What is expected: Would you output the whole listing below, exactly as it reads?

(Rows from a figure dataset)
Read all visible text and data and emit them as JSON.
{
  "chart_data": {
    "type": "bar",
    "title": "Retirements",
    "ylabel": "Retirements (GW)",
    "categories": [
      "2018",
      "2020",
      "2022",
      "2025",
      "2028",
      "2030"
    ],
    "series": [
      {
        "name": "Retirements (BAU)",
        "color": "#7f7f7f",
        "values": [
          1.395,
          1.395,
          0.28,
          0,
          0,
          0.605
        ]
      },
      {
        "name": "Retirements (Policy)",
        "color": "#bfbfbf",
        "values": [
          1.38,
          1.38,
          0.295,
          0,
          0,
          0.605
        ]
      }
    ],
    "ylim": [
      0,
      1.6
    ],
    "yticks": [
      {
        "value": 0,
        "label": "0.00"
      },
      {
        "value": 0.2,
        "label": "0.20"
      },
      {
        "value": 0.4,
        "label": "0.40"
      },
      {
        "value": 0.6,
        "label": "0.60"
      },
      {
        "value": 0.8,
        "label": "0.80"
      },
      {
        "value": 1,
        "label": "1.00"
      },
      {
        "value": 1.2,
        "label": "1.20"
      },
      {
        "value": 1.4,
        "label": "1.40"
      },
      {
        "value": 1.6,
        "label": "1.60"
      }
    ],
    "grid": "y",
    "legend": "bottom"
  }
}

Exercise output:
Read all visible text and data and emit them as JSON.
{
  "chart_data": {
    "type": "bar",
    "title": "Retirements",
    "ylabel": "Retirements (GW)",
    "categories": [
      "2018",
      "2020",
      "2022",
      "2025",
      "2028",
      "2030"
    ],
    "series": [
      {
        "name": "Retirements (BAU)",
        "color": "#7f7f7f",
        "values": [
          1.395,
          1.395,
          0.28,
          0,
          0,
          0.605
        ]
      },
      {
        "name": "Retirements (Policy)",
        "color": "#bfbfbf",
        "values": [
          1.38,
          1.38,
          0.295,
          0,
          0,
          0.605
        ]
      }
    ],
    "ylim": [
      0,
      1.6
    ],
    "yticks": [
      {
        "value": 0,
        "label": "0.00"
      },
      {
        "value": 0.2,
        "label": "0.20"
      },
      {
        "value": 0.4,
        "label": "0.40"
      },
      {
        "value": 0.6,
        "label": "0.60"
      },
      {
        "value": 0.8,
        "label": "0.80"
      },
      {
        "value": 1,
        "label": "1.00"
      },
      {
        "value": 1.2,
        "label": "1.20"
      },
      {
        "value": 1.4,
        "label": "1.40"
      },
      {
        "value": 1.6,
        "label": "1.60"
      }
    ],
    "grid": "y",
    "legend": "bottom"
  }
}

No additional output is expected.